[Records]
****************
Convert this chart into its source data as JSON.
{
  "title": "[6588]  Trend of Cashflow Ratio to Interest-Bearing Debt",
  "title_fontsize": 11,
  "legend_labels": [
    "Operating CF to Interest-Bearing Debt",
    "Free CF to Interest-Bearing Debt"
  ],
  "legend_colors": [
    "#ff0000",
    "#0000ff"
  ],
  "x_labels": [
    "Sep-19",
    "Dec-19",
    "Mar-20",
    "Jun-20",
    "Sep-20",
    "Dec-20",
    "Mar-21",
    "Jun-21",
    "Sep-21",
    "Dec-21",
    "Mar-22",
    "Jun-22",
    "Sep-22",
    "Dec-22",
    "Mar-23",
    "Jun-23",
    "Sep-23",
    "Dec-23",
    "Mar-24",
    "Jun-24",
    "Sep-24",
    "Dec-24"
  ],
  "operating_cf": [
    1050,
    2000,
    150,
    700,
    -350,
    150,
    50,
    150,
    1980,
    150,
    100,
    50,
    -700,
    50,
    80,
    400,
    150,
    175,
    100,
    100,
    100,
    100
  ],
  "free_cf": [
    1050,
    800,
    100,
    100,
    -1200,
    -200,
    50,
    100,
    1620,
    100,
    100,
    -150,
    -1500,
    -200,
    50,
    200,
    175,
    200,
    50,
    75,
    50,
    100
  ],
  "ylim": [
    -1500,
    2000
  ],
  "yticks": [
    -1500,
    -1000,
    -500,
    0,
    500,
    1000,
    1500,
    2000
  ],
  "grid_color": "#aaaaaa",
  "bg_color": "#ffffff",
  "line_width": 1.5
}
****************
Select every line above that contains the word "Bearing", and copy it.

  "title": "[6588]  Trend of Cashflow Ratio to Interest-Bearing Debt",
    "Operating CF to Interest-Bearing Debt",
    "Free CF to Interest-Bearing Debt"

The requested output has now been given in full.